#### TEXT PROVIDED ####

Sweet! The more the merrier! Welcome to Puff you guys! I'm still kinda new here myself, but this is a great community, I think you'll find. =D


----------



## ferrydegiri (Dec 3, 2009)

Hi All,

I would like to send some free sample of cigars for Puff Cigar member, i need to have 1 delivery address, good and honest person who can distribute sample to other members. Any idea? :help:

Should i open a new thread for this?


----------



## eyesack (Jul 19, 2009)

How many people do you need, Freddy? I definitely want to help you, but I'm kind of short on cash since it's the holiday season, and shipping 10 or so packages will kill my wallet lol. However we COULD start a "pass" where we gather a list of the participants, and pass the box one-by-one... I'm sure that would take longer than you want though, and there's probably someone on here that would help you out. FYI it costs about 6 dollars to ship a small, flat-rate box in the US (what most of us use for shipping cigars).


----------



## ferrydegiri (Dec 3, 2009)

eyesack said:


> How many people do you need, Freddy? I definitely want to help you, but I'm kind of short on cash since it's the holiday season, and shipping 10 or so packages will kill my wallet lol. However we COULD start a "pass" where we gather a list of the participants, and pass the box one-by-one... I'm sure that would take longer than you want though, and there's probably someone on here that would help you out. FYI it costs about 6 dollars to ship a small, flat-rate box in the US (what most of us use for shipping cigars).

####

__STATED GOAL A__.
Copy a passage from the cigar forum thread word for word, beginning at the words "I would like" and stopping after "(Jul 19, 2009)".
__STATED GOAL B__.
Answer from the cigar forum thread:
(i) What date appears on ferrydegiri's posts?
(ii) How many delivery addresses does ferrydegiri say he needs?
(iii) About how much does eyesack say it costs to ship a small, flat-rate box in the US?

#### ROWS ####

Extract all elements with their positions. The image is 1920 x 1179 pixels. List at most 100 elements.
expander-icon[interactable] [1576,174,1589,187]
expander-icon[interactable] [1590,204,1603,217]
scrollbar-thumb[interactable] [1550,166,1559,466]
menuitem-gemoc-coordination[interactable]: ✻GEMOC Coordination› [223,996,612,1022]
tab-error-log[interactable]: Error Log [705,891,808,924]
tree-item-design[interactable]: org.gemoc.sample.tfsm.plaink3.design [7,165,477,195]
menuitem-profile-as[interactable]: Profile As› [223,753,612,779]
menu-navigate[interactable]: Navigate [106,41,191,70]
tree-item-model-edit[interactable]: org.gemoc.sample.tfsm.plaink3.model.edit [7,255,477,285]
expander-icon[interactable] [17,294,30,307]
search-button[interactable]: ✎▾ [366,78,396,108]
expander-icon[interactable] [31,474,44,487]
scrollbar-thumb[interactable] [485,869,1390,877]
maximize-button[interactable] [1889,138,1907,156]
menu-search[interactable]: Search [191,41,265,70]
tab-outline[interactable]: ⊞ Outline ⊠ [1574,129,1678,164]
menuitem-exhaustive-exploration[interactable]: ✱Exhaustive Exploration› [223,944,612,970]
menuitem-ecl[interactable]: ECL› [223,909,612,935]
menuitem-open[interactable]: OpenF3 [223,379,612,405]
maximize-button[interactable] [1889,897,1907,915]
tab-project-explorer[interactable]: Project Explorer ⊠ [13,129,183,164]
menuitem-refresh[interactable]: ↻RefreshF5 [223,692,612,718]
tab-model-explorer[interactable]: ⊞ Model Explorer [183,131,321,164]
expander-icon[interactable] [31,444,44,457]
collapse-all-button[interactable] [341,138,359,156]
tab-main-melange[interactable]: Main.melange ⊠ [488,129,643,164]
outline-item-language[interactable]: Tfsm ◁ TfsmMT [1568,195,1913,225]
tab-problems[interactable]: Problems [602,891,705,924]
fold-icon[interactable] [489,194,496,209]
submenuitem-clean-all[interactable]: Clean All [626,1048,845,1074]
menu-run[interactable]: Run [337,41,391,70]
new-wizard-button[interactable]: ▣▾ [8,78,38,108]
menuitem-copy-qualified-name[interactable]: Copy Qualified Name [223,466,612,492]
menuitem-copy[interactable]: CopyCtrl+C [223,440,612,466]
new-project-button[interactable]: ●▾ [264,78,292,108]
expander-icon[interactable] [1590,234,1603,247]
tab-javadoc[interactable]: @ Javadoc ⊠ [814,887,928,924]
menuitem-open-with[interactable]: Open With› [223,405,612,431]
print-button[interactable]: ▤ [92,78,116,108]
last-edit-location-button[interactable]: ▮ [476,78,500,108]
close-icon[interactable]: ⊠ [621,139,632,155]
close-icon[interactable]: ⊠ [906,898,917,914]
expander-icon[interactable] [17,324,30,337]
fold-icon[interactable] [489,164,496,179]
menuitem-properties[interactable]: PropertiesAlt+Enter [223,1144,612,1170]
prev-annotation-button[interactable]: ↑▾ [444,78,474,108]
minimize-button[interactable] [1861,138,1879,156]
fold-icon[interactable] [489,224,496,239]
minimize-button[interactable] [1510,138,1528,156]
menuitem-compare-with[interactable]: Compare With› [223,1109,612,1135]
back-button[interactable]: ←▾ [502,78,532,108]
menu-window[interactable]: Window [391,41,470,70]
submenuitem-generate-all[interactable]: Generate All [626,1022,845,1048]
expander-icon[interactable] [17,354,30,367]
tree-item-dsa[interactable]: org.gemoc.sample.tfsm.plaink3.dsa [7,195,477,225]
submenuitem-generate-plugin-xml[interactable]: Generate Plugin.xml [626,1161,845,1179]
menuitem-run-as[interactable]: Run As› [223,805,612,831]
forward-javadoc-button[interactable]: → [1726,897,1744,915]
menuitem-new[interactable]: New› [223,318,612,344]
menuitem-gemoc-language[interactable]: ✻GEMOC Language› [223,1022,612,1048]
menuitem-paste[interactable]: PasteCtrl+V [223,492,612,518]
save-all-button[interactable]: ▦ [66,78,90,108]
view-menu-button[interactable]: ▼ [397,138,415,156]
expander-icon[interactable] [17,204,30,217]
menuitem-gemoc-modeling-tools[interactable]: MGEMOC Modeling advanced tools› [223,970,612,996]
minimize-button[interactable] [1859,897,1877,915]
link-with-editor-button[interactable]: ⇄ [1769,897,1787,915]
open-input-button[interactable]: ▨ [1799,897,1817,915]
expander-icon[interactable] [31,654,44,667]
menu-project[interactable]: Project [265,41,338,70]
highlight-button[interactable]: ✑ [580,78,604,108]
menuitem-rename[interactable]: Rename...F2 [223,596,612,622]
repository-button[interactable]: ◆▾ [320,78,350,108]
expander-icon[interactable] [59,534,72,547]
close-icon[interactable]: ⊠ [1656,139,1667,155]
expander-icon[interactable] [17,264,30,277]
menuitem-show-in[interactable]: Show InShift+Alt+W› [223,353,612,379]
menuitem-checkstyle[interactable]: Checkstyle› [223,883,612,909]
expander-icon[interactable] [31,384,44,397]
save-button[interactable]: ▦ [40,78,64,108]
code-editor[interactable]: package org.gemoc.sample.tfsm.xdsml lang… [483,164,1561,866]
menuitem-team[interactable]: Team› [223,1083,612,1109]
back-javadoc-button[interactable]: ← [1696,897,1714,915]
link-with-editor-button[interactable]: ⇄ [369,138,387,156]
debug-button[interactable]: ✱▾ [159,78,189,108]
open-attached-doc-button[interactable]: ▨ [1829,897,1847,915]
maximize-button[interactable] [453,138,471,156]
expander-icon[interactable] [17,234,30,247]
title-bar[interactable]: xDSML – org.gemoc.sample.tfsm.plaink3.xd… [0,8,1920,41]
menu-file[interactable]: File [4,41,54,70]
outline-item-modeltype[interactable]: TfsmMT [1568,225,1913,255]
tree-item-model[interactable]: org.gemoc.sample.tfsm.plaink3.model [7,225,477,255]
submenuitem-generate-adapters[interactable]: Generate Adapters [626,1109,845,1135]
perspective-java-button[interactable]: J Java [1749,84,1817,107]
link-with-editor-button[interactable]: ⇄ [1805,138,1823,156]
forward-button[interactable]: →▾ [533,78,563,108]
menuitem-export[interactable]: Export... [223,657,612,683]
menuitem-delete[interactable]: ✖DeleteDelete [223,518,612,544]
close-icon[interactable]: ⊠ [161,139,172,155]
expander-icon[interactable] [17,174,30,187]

####

__TASK OUTPUT A__.
I would like to send some free sample of cigars for Puff Cigar member, i need to have 1 delivery address, good and honest person who can distribute sample to other members. Any idea? :help:

Should i open a new thread for this?


----------



## eyesack (Jul 19, 2009)

__TASK OUTPUT B__.
(i) Dec 3, 2009
(ii) 1
(iii) About 6 dollars